Data records.
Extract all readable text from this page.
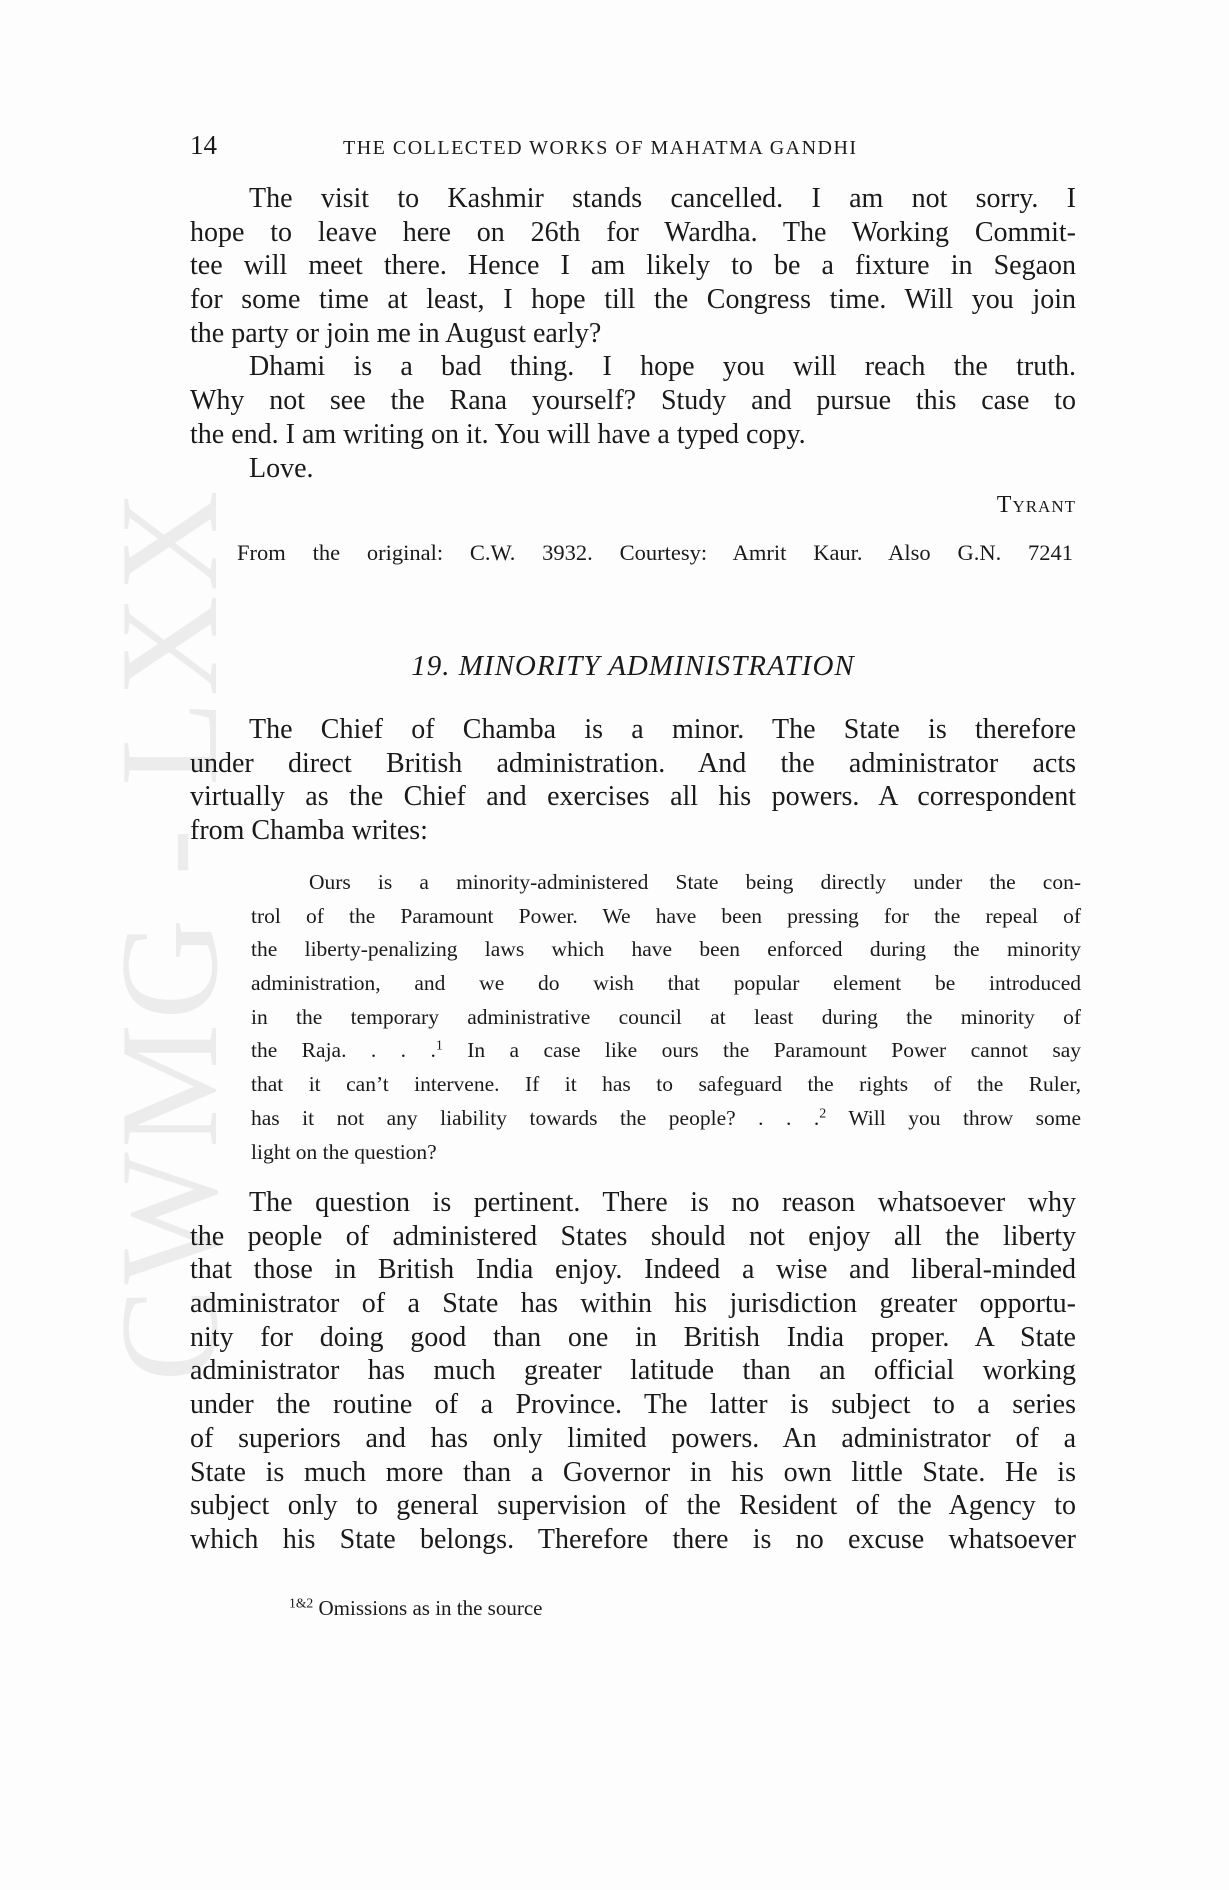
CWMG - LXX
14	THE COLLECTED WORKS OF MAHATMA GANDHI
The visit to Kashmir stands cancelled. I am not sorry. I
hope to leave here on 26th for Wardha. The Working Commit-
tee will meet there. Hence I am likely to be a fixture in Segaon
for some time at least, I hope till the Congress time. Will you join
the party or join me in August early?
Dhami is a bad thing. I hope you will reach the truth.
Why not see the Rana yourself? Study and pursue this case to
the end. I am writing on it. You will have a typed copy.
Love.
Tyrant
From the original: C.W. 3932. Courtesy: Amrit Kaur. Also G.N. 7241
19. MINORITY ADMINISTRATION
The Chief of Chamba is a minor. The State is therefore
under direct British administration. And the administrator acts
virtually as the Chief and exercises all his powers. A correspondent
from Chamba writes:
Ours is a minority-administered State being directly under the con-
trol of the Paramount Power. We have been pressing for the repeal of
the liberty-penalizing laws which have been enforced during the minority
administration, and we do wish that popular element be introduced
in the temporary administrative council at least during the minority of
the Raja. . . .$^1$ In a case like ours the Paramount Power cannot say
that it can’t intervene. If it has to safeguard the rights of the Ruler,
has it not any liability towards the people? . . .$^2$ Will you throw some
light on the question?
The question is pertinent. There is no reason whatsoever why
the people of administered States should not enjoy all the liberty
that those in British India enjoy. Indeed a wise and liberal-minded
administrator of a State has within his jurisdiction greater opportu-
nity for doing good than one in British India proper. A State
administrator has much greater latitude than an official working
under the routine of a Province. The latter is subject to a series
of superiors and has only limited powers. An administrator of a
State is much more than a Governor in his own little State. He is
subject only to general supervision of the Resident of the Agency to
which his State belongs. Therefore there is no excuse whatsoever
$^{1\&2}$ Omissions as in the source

Problem. Find all lines with "join" in them and copy each one.

The response.
for some time at least, I hope till the Congress time. Will you join
the party or join me in August early?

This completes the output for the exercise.